# Required task
Select every line holding the word "غیرمنقول" and copy it.

[START OF Information supplied]

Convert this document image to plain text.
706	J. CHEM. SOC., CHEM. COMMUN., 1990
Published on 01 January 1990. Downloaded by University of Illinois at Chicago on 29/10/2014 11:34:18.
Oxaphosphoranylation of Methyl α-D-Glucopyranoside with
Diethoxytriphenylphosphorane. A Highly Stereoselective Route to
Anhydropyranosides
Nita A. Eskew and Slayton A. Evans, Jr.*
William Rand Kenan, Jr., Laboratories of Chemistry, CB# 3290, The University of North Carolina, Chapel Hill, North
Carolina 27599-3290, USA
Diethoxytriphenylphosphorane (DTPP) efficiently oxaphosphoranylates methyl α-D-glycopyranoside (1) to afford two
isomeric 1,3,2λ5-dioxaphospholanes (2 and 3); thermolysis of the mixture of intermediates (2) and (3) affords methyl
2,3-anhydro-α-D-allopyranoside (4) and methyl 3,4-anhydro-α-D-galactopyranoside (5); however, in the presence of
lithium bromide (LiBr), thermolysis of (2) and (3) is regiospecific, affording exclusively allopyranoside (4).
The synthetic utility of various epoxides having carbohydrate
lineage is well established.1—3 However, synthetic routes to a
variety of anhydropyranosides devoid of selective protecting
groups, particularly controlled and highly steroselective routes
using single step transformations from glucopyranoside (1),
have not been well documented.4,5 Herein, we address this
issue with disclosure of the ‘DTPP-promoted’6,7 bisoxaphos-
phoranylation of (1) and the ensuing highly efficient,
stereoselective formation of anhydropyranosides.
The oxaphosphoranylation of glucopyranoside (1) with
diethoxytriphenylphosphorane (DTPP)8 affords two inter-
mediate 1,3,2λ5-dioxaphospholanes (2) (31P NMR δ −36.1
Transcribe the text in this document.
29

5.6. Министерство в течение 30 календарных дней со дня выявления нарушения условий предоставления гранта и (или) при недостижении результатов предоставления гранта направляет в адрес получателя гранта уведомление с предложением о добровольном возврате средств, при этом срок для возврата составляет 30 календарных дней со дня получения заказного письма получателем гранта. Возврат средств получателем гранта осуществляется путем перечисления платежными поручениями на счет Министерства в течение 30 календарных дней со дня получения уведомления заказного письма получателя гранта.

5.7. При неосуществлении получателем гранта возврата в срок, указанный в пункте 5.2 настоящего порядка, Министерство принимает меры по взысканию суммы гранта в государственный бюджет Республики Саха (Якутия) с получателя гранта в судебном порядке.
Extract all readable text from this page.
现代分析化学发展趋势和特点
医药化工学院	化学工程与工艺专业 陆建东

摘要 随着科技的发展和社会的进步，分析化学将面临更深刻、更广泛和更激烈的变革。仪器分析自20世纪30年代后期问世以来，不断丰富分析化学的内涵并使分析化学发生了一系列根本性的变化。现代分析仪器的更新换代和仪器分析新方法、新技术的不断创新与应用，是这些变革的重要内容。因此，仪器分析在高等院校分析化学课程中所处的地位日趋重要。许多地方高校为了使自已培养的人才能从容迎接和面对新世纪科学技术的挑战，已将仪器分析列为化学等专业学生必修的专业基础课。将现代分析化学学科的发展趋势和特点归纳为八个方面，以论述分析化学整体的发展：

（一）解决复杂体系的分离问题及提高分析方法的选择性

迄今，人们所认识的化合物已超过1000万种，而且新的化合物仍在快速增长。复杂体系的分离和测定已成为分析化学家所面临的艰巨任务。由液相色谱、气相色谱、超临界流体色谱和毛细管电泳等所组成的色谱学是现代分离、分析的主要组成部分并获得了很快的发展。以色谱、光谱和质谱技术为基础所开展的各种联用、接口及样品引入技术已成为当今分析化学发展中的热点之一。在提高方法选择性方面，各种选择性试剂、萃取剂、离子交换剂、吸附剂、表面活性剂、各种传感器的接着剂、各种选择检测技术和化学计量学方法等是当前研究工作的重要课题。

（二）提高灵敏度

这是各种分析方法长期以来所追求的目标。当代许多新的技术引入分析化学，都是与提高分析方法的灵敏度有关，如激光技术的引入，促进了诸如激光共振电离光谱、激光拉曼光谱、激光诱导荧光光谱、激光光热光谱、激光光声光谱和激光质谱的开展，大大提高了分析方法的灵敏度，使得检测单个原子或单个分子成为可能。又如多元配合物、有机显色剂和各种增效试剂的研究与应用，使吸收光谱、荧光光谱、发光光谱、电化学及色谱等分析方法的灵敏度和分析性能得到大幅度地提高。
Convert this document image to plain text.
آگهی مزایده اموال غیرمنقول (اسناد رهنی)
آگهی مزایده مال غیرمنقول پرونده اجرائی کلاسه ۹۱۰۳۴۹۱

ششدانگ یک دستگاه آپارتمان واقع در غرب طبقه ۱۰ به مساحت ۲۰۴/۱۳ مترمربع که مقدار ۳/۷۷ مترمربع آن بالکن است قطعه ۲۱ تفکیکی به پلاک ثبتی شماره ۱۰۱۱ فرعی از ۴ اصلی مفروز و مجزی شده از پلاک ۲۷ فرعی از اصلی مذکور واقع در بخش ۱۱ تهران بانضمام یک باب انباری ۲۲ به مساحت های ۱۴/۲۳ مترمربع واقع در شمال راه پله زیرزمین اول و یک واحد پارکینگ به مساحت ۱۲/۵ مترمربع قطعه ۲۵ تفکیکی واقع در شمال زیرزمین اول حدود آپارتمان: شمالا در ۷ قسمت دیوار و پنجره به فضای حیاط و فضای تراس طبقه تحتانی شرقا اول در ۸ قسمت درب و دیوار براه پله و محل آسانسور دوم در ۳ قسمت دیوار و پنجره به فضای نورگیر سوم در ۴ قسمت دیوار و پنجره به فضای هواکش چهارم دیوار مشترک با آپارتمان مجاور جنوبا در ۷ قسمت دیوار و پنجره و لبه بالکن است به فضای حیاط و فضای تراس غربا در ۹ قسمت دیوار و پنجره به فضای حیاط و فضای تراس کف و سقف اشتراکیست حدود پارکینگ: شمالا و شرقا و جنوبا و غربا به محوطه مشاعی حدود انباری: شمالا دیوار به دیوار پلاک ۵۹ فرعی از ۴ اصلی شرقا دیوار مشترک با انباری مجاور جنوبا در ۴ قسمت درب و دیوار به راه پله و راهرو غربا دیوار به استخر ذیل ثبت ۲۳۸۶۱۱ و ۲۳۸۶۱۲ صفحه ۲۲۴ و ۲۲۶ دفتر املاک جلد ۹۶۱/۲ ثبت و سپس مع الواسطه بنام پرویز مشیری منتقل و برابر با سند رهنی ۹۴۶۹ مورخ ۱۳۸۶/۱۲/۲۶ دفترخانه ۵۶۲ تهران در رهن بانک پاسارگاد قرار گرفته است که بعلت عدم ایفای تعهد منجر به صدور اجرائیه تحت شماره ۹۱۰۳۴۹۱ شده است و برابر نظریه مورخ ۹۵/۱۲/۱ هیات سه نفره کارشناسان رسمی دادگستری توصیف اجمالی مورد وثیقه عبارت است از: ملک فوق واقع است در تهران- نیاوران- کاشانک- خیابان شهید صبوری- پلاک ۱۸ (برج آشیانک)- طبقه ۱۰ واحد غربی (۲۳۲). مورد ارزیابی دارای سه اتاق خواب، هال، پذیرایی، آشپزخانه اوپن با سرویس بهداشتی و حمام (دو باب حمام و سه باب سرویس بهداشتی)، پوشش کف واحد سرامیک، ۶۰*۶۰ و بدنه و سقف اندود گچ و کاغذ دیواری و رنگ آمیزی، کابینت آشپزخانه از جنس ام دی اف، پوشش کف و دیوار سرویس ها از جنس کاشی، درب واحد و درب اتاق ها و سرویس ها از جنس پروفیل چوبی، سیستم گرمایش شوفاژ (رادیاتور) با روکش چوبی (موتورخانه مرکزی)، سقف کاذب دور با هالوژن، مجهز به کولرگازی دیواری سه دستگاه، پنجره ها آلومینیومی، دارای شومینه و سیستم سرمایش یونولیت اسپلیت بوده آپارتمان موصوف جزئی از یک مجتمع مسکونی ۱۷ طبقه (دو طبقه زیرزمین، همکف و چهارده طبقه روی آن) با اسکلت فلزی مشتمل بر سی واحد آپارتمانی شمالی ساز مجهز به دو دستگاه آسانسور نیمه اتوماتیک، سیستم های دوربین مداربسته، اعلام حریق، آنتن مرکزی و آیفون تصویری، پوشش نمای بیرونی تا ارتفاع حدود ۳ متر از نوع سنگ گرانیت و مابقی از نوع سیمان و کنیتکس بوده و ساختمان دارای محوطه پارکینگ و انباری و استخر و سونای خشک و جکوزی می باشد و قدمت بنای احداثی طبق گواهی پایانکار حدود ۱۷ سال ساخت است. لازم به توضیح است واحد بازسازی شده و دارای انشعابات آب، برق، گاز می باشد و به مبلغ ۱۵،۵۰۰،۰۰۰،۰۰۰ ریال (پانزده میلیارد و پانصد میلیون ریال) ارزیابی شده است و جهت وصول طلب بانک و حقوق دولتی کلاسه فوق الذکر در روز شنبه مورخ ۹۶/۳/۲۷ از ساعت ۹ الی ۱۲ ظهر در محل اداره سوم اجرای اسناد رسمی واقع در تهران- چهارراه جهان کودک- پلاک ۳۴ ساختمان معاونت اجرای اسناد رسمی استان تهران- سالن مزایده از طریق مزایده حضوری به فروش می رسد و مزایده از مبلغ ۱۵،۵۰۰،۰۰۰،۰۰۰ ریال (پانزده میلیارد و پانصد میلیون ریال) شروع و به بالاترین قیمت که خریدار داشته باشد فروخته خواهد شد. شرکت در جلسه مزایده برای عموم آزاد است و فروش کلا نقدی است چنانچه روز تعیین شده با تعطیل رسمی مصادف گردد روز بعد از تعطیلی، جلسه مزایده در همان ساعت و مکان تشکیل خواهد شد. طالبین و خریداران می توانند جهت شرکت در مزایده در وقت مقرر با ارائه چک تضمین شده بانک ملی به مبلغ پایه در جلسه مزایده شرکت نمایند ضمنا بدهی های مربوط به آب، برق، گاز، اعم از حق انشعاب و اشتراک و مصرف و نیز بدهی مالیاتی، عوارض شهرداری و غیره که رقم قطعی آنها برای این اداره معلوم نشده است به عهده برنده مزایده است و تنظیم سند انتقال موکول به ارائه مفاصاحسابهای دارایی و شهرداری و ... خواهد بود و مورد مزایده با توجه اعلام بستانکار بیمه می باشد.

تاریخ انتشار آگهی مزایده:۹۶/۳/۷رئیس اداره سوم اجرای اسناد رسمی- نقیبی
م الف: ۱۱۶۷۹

[END OF Information supplied]

# Solution below
آگهی مزایده اموال غیرمنقول (اسناد رهنی)
آگهی مزایده مال غیرمنقول پرونده اجرائی کلاسه ۹۱۰۳۴۹۱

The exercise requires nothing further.